Supplied data:
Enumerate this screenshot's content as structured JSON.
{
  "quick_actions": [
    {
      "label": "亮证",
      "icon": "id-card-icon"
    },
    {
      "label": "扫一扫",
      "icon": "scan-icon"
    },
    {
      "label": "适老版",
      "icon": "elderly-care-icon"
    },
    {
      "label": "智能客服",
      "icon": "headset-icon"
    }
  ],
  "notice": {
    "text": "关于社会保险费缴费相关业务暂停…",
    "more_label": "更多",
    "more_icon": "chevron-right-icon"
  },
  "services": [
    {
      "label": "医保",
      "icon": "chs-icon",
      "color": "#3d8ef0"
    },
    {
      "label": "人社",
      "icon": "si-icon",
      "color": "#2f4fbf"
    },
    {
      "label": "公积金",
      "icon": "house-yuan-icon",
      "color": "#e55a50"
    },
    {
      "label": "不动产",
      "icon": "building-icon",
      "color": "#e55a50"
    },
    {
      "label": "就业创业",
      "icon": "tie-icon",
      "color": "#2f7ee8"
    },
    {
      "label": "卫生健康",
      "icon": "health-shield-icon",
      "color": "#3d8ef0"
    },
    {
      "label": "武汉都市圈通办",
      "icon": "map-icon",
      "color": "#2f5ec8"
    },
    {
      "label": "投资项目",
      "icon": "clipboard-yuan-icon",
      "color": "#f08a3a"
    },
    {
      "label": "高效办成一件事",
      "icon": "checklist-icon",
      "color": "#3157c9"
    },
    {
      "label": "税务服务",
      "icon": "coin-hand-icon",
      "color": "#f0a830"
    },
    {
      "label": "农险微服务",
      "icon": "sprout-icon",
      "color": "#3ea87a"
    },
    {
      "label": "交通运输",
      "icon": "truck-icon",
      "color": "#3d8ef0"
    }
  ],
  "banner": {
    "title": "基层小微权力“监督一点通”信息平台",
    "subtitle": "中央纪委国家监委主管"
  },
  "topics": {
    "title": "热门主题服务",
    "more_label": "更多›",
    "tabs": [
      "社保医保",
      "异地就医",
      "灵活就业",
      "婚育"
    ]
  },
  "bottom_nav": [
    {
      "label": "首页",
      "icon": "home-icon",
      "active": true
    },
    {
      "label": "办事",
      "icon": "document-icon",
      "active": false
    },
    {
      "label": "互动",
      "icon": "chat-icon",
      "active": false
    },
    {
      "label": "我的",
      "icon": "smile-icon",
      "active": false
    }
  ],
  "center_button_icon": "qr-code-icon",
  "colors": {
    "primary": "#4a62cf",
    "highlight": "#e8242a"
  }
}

---

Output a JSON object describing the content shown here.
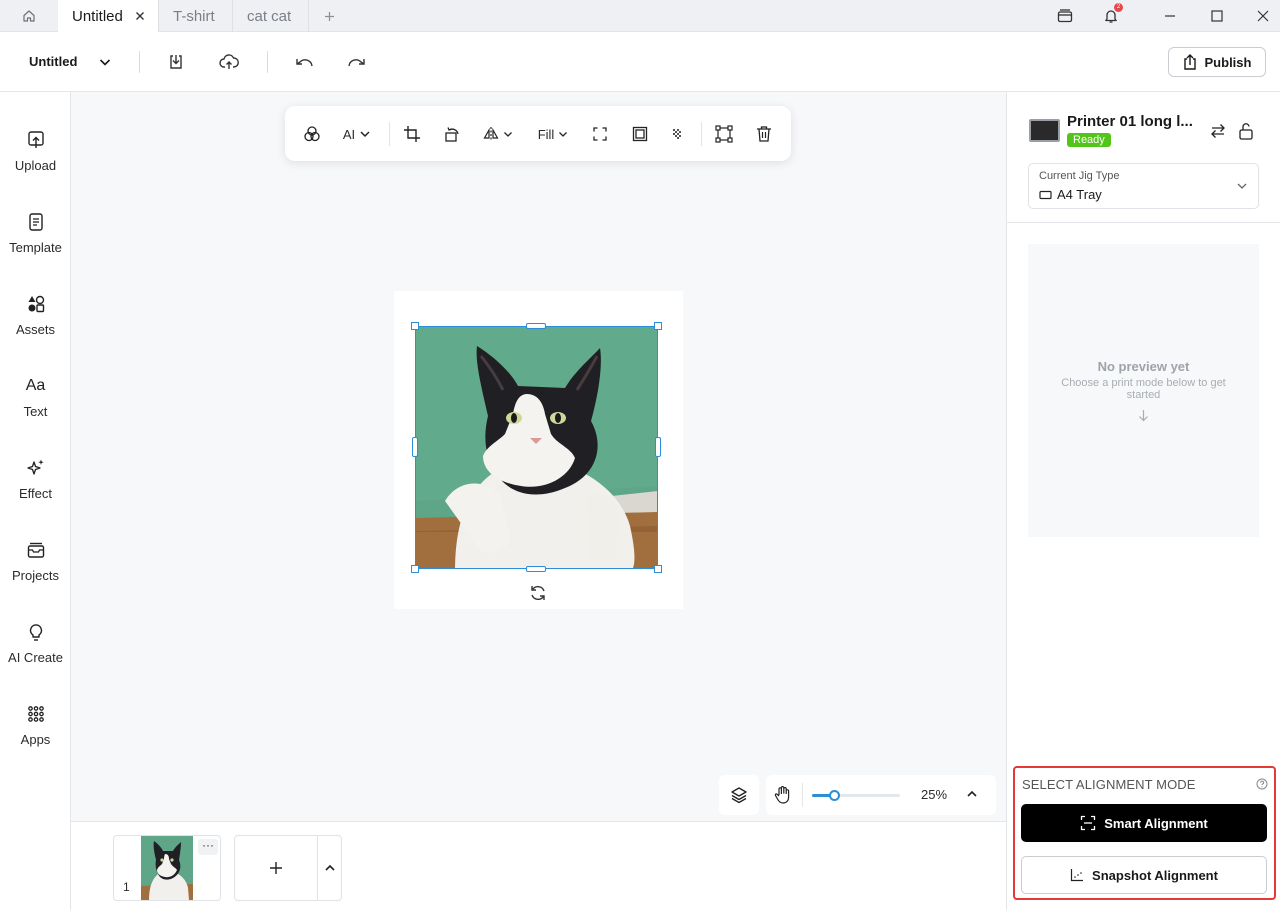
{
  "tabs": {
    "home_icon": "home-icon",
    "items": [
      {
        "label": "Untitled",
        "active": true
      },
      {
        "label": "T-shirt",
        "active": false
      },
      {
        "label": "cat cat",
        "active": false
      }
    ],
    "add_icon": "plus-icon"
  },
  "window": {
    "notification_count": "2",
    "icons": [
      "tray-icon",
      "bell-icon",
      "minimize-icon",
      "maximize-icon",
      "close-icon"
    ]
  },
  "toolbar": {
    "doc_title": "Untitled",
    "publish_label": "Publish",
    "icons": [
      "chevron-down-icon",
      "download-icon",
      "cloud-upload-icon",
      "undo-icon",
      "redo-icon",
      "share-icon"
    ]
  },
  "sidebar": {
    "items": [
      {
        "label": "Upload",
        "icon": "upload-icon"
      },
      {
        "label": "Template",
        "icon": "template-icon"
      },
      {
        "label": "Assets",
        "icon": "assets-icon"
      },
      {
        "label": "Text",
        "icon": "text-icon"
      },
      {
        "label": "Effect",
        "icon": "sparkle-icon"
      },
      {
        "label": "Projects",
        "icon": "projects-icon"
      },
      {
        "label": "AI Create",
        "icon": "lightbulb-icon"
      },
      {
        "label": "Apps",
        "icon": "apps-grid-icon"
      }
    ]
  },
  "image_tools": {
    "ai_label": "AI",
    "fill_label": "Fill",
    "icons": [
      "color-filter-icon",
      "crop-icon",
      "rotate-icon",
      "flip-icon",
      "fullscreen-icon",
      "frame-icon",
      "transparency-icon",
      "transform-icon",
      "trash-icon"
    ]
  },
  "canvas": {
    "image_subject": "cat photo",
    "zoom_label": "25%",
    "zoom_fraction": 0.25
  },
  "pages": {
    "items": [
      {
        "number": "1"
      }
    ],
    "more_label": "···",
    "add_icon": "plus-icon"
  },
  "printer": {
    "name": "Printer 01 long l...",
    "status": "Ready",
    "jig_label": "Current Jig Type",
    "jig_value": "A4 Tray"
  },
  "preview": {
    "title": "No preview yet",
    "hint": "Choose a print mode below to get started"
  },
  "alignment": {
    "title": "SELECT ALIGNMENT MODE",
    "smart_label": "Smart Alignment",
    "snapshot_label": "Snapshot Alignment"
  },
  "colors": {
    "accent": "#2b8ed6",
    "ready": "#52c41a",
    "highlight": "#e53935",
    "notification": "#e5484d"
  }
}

---

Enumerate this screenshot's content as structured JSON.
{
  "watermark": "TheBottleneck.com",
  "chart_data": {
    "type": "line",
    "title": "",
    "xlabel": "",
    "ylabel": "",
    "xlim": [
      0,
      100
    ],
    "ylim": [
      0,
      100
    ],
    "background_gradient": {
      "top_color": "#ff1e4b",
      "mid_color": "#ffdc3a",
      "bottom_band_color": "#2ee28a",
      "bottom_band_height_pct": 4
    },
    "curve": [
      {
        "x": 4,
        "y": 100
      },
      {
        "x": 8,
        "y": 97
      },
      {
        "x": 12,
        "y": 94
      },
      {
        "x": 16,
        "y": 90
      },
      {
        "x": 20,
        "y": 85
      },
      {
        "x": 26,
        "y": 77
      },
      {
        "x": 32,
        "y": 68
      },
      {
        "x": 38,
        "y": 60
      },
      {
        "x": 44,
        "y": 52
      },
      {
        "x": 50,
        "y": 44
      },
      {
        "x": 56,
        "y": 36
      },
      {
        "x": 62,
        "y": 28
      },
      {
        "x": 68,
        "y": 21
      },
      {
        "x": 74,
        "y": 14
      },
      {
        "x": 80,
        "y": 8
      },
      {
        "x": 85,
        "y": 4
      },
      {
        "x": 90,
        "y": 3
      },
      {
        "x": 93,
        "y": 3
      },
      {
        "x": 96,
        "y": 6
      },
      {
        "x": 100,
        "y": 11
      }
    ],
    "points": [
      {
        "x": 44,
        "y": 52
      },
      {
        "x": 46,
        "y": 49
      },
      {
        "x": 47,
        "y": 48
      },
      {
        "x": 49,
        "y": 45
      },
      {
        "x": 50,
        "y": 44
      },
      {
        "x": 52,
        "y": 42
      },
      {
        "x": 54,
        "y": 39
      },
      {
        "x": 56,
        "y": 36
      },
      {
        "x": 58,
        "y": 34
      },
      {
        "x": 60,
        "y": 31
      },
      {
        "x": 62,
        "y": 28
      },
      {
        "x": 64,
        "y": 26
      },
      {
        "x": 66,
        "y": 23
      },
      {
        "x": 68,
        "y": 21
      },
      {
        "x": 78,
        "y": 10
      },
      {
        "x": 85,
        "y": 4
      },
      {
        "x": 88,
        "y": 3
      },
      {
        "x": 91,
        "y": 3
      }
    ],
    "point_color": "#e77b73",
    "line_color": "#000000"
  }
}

The task: Pick every line with "yuan" in it and copy it.

Answer to this exercise:
      "icon": "house-yuan-icon",
      "icon": "clipboard-yuan-icon",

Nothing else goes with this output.